• [Brief] Your task is to output the listing word for word, with pictures excluded.
[start Provided entries]
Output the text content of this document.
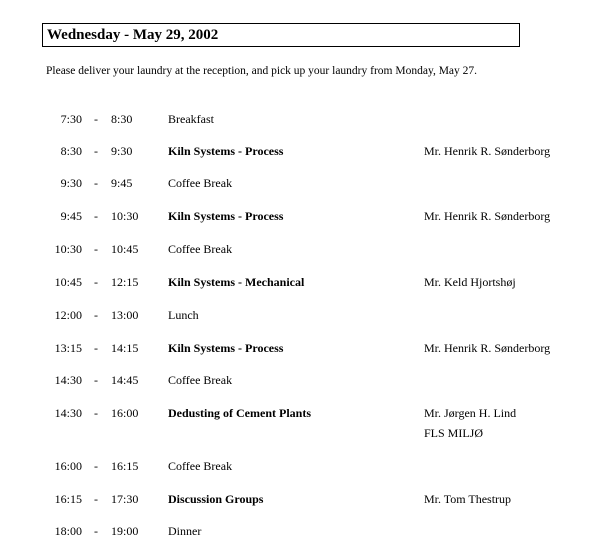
Wednesday - May 29, 2002
Please deliver your laundry at the reception, and pick up your laundry from Monday, May 27.
7:30 - 8:30	Breakfast
8:30 - 9:30	Kiln Systems - Process	Mr. Henrik R. Sønderborg
9:30 - 9:45	Coffee Break
9:45 - 10:30 Kiln Systems - Process	Mr. Henrik R. Sønderborg
10:30 - 10:45 Coffee Break
10:45 - 12:15 Kiln Systems - Mechanical	Mr. Keld Hjortshøj
12:00 - 13:00 Lunch
13:15 - 14:15 Kiln Systems - Process	Mr. Henrik R. Sønderborg
14:30 - 14:45 Coffee Break
14:30 - 16:00 Dedusting of Cement Plants	Mr. Jørgen H. Lind
FLS MILJØ
16:00 - 16:15 Coffee Break
16:15 - 17:30 Discussion Groups	Mr. Tom Thestrup
18:00 - 19:00 Dinner
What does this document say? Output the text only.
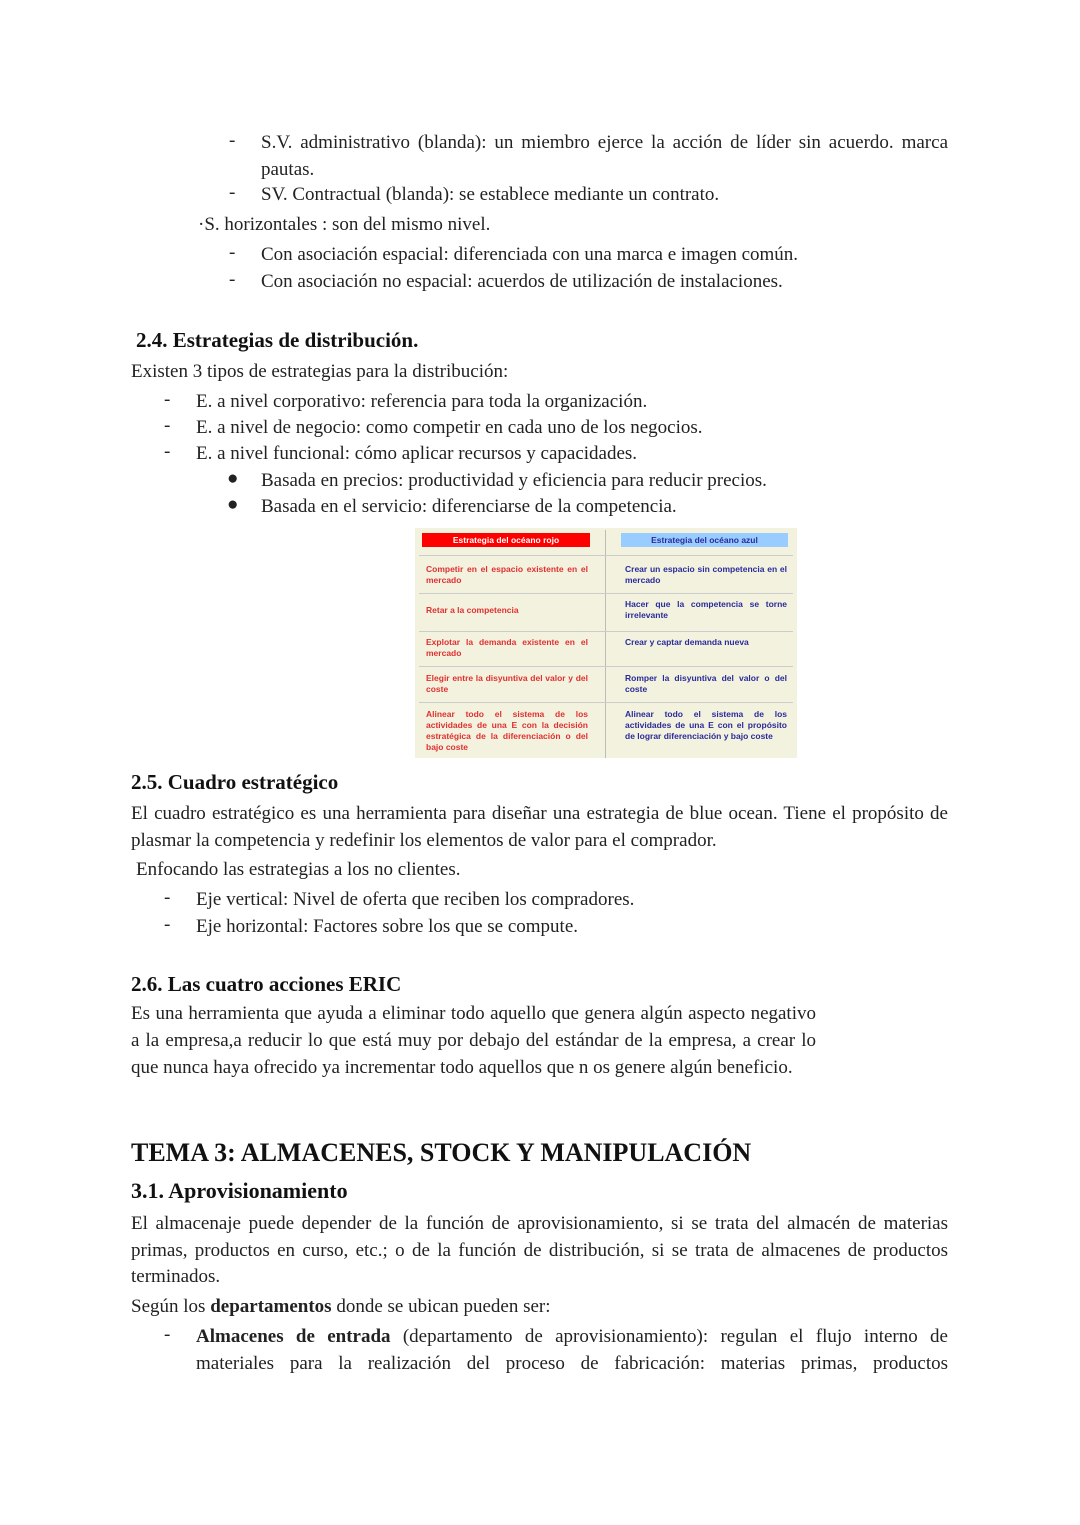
- S.V. administrativo (blanda): un miembro ejerce la acción de líder sin acuerdo. marca pautas.
- SV. Contractual (blanda): se establece mediante un contrato.
·S. horizontales : son del mismo nivel.
- Con asociación espacial: diferenciada con una marca e imagen común.
- Con asociación no espacial: acuerdos de utilización de instalaciones.
2.4. Estrategias de distribución.
Existen 3 tipos de estrategias para la distribución:
- E. a nivel corporativo: referencia para toda la organización.
- E. a nivel de negocio: como competir en cada uno de los negocios.
- E. a nivel funcional: cómo aplicar recursos y capacidades.
● Basada en precios: productividad y eficiencia para reducir precios.
● Basada en el servicio: diferenciarse de la competencia.
Estrategia del océano rojo	Estrategia del océano azul
Competir en el espacio existente en el mercado
Crear un espacio sin competencia en el mercado
Retar a la competencia
Hacer que la competencia se torne irrelevante
Explotar la demanda existente en el mercado
Crear y captar demanda nueva
Elegir entre la disyuntiva del valor y del coste
Romper la disyuntiva del valor o del coste
Alinear todo el sistema de los actividades de una E con la decisión estratégica de la diferenciación o del bajo coste
Alinear todo el sistema de los actividades de una E con el propósito de lograr diferenciación y bajo coste
2.5. Cuadro estratégico
El cuadro estratégico es una herramienta para diseñar una estrategia de blue ocean. Tiene el propósito de plasmar la competencia y redefinir los elementos de valor para el comprador.
Enfocando las estrategias a los no clientes.
- Eje vertical: Nivel de oferta que reciben los compradores.
- Eje horizontal: Factores sobre los que se compute.
2.6. Las cuatro acciones ERIC
Es una herramienta que ayuda a eliminar todo aquello que genera algún aspecto negativo a la empresa,a reducir lo que está muy por debajo del estándar de la empresa, a crear lo que nunca haya ofrecido ya incrementar todo aquellos que n os genere algún beneficio.
TEMA 3: ALMACENES, STOCK Y MANIPULACIÓN
3.1. Aprovisionamiento
El almacenaje puede depender de la función de aprovisionamiento, si se trata del almacén de materias primas, productos en curso, etc.; o de la función de distribución, si se trata de almacenes de productos terminados.
Según los departamentos donde se ubican pueden ser:
- Almacenes de entrada (departamento de aprovisionamiento): regulan el flujo interno de materiales para la realización del proceso de fabricación: materias primas, productos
[end Provided entries]
• [In response]
Output the text content of this document.
Wednesday - May 29, 2002
Please deliver your laundry at the reception, and pick up your laundry from Monday, May 27.
7:30 - 8:30	Breakfast
8:30 - 9:30	Kiln Systems - Process	Mr. Henrik R. Sønderborg
9:30 - 9:45	Coffee Break
9:45 - 10:30 Kiln Systems - Process	Mr. Henrik R. Sønderborg
10:30 - 10:45 Coffee Break
10:45 - 12:15 Kiln Systems - Mechanical	Mr. Keld Hjortshøj
12:00 - 13:00 Lunch
13:15 - 14:15 Kiln Systems - Process	Mr. Henrik R. Sønderborg
14:30 - 14:45 Coffee Break
14:30 - 16:00 Dedusting of Cement Plants	Mr. Jørgen H. Lind
FLS MILJØ
16:00 - 16:15 Coffee Break
16:15 - 17:30 Discussion Groups	Mr. Tom Thestrup
18:00 - 19:00 Dinner
What does this document say? Output the text only.
- S.V. administrativo (blanda): un miembro ejerce la acción de líder sin acuerdo. marca pautas.
- SV. Contractual (blanda): se establece mediante un contrato.
·S. horizontales : son del mismo nivel.
- Con asociación espacial: diferenciada con una marca e imagen común.
- Con asociación no espacial: acuerdos de utilización de instalaciones.
2.4. Estrategias de distribución.
Existen 3 tipos de estrategias para la distribución:
- E. a nivel corporativo: referencia para toda la organización.
- E. a nivel de negocio: como competir en cada uno de los negocios.
- E. a nivel funcional: cómo aplicar recursos y capacidades.
● Basada en precios: productividad y eficiencia para reducir precios.
● Basada en el servicio: diferenciarse de la competencia.
Estrategia del océano rojo	Estrategia del océano azul
Competir en el espacio existente en el mercado
Crear un espacio sin competencia en el mercado
Retar a la competencia
Hacer que la competencia se torne irrelevante
Explotar la demanda existente en el mercado
Crear y captar demanda nueva
Elegir entre la disyuntiva del valor y del coste
Romper la disyuntiva del valor o del coste
Alinear todo el sistema de los actividades de una E con la decisión estratégica de la diferenciación o del bajo coste
Alinear todo el sistema de los actividades de una E con el propósito de lograr diferenciación y bajo coste
2.5. Cuadro estratégico
El cuadro estratégico es una herramienta para diseñar una estrategia de blue ocean. Tiene el propósito de plasmar la competencia y redefinir los elementos de valor para el comprador.
Enfocando las estrategias a los no clientes.
- Eje vertical: Nivel de oferta que reciben los compradores.
- Eje horizontal: Factores sobre los que se compute.
2.6. Las cuatro acciones ERIC
Es una herramienta que ayuda a eliminar todo aquello que genera algún aspecto negativo a la empresa,a reducir lo que está muy por debajo del estándar de la empresa, a crear lo que nunca haya ofrecido ya incrementar todo aquellos que n os genere algún beneficio.
TEMA 3: ALMACENES, STOCK Y MANIPULACIÓN
3.1. Aprovisionamiento
El almacenaje puede depender de la función de aprovisionamiento, si se trata del almacén de materias primas, productos en curso, etc.; o de la función de distribución, si se trata de almacenes de productos terminados.
Según los departamentos donde se ubican pueden ser:
- Almacenes de entrada (departamento de aprovisionamiento): regulan el flujo interno de materiales para la realización del proceso de fabricación: materias primas, productos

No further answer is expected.